*Task to complete*: The records below must be duplicated exactly, character for character.

*Data records*:
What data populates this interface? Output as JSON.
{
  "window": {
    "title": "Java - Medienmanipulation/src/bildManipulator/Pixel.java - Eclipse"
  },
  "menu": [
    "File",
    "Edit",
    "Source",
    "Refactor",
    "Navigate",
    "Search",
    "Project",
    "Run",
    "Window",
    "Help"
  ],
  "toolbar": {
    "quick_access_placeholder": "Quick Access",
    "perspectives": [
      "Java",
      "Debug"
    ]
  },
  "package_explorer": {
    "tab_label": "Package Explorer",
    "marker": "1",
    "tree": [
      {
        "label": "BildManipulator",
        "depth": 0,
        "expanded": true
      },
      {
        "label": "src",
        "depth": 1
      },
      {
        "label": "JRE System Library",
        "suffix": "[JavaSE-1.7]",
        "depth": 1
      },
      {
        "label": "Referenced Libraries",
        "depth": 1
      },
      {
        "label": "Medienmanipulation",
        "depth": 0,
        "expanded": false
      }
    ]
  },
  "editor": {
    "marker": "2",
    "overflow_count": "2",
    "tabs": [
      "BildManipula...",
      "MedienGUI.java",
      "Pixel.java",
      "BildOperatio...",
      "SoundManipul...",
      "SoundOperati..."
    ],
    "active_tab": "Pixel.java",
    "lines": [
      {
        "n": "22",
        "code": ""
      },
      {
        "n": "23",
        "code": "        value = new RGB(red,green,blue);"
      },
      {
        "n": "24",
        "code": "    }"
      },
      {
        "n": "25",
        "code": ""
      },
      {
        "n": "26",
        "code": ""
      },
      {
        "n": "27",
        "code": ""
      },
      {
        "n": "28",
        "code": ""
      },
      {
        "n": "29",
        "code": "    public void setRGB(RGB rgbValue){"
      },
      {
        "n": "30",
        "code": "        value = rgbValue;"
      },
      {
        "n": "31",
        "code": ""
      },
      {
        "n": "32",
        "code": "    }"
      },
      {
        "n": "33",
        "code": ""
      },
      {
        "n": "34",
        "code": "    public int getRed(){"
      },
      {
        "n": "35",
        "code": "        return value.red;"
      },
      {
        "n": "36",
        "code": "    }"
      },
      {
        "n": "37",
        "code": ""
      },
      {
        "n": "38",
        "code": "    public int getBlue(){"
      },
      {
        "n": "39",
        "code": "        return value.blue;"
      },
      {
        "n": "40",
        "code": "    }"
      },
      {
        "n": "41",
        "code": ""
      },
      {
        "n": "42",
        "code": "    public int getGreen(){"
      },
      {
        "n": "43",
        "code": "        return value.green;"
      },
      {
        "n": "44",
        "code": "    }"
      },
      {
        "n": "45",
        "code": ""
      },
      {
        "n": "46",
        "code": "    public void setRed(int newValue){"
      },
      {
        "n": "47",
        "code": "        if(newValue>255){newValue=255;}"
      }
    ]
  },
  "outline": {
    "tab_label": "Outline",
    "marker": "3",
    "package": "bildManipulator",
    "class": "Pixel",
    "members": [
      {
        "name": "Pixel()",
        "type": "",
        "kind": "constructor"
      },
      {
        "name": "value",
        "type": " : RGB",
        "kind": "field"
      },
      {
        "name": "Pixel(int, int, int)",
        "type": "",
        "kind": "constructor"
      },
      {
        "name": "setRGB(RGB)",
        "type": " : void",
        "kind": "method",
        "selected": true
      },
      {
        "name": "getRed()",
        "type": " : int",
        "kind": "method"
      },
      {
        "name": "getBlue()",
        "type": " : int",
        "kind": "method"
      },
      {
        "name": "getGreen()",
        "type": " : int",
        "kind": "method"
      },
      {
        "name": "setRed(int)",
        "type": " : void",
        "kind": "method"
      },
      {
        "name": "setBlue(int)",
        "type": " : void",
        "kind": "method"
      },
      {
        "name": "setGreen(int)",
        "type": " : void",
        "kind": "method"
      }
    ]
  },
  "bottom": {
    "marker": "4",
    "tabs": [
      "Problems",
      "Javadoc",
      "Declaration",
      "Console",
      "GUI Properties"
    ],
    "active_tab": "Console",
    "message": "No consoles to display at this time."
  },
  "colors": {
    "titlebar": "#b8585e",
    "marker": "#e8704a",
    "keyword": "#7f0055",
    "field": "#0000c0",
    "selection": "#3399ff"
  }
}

*Output for this exercise*:
What data populates this interface? Output as JSON.
{
  "window": {
    "title": "Java - Medienmanipulation/src/bildManipulator/Pixel.java - Eclipse"
  },
  "menu": [
    "File",
    "Edit",
    "Source",
    "Refactor",
    "Navigate",
    "Search",
    "Project",
    "Run",
    "Window",
    "Help"
  ],
  "toolbar": {
    "quick_access_placeholder": "Quick Access",
    "perspectives": [
      "Java",
      "Debug"
    ]
  },
  "package_explorer": {
    "tab_label": "Package Explorer",
    "marker": "1",
    "tree": [
      {
        "label": "BildManipulator",
        "depth": 0,
        "expanded": true
      },
      {
        "label": "src",
        "depth": 1
      },
      {
        "label": "JRE System Library",
        "suffix": "[JavaSE-1.7]",
        "depth": 1
      },
      {
        "label": "Referenced Libraries",
        "depth": 1
      },
      {
        "label": "Medienmanipulation",
        "depth": 0,
        "expanded": false
      }
    ]
  },
  "editor": {
    "marker": "2",
    "overflow_count": "2",
    "tabs": [
      "BildManipula...",
      "MedienGUI.java",
      "Pixel.java",
      "BildOperatio...",
      "SoundManipul...",
      "SoundOperati..."
    ],
    "active_tab": "Pixel.java",
    "lines": [
      {
        "n": "22",
        "code": ""
      },
      {
        "n": "23",
        "code": "        value = new RGB(red,green,blue);"
      },
      {
        "n": "24",
        "code": "    }"
      },
      {
        "n": "25",
        "code": ""
      },
      {
        "n": "26",
        "code": ""
      },
      {
        "n": "27",
        "code": ""
      },
      {
        "n": "28",
        "code": ""
      },
      {
        "n": "29",
        "code": "    public void setRGB(RGB rgbValue){"
      },
      {
        "n": "30",
        "code": "        value = rgbValue;"
      },
      {
        "n": "31",
        "code": ""
      },
      {
        "n": "32",
        "code": "    }"
      },
      {
        "n": "33",
        "code": ""
      },
      {
        "n": "34",
        "code": "    public int getRed(){"
      },
      {
        "n": "35",
        "code": "        return value.red;"
      },
      {
        "n": "36",
        "code": "    }"
      },
      {
        "n": "37",
        "code": ""
      },
      {
        "n": "38",
        "code": "    public int getBlue(){"
      },
      {
        "n": "39",
        "code": "        return value.blue;"
      },
      {
        "n": "40",
        "code": "    }"
      },
      {
        "n": "41",
        "code": ""
      },
      {
        "n": "42",
        "code": "    public int getGreen(){"
      },
      {
        "n": "43",
        "code": "        return value.green;"
      },
      {
        "n": "44",
        "code": "    }"
      },
      {
        "n": "45",
        "code": ""
      },
      {
        "n": "46",
        "code": "    public void setRed(int newValue){"
      },
      {
        "n": "47",
        "code": "        if(newValue>255){newValue=255;}"
      }
    ]
  },
  "outline": {
    "tab_label": "Outline",
    "marker": "3",
    "package": "bildManipulator",
    "class": "Pixel",
    "members": [
      {
        "name": "Pixel()",
        "type": "",
        "kind": "constructor"
      },
      {
        "name": "value",
        "type": " : RGB",
        "kind": "field"
      },
      {
        "name": "Pixel(int, int, int)",
        "type": "",
        "kind": "constructor"
      },
      {
        "name": "setRGB(RGB)",
        "type": " : void",
        "kind": "method",
        "selected": true
      },
      {
        "name": "getRed()",
        "type": " : int",
        "kind": "method"
      },
      {
        "name": "getBlue()",
        "type": " : int",
        "kind": "method"
      },
      {
        "name": "getGreen()",
        "type": " : int",
        "kind": "method"
      },
      {
        "name": "setRed(int)",
        "type": " : void",
        "kind": "method"
      },
      {
        "name": "setBlue(int)",
        "type": " : void",
        "kind": "method"
      },
      {
        "name": "setGreen(int)",
        "type": " : void",
        "kind": "method"
      }
    ]
  },
  "bottom": {
    "marker": "4",
    "tabs": [
      "Problems",
      "Javadoc",
      "Declaration",
      "Console",
      "GUI Properties"
    ],
    "active_tab": "Console",
    "message": "No consoles to display at this time."
  },
  "colors": {
    "titlebar": "#b8585e",
    "marker": "#e8704a",
    "keyword": "#7f0055",
    "field": "#0000c0",
    "selection": "#3399ff"
  }
}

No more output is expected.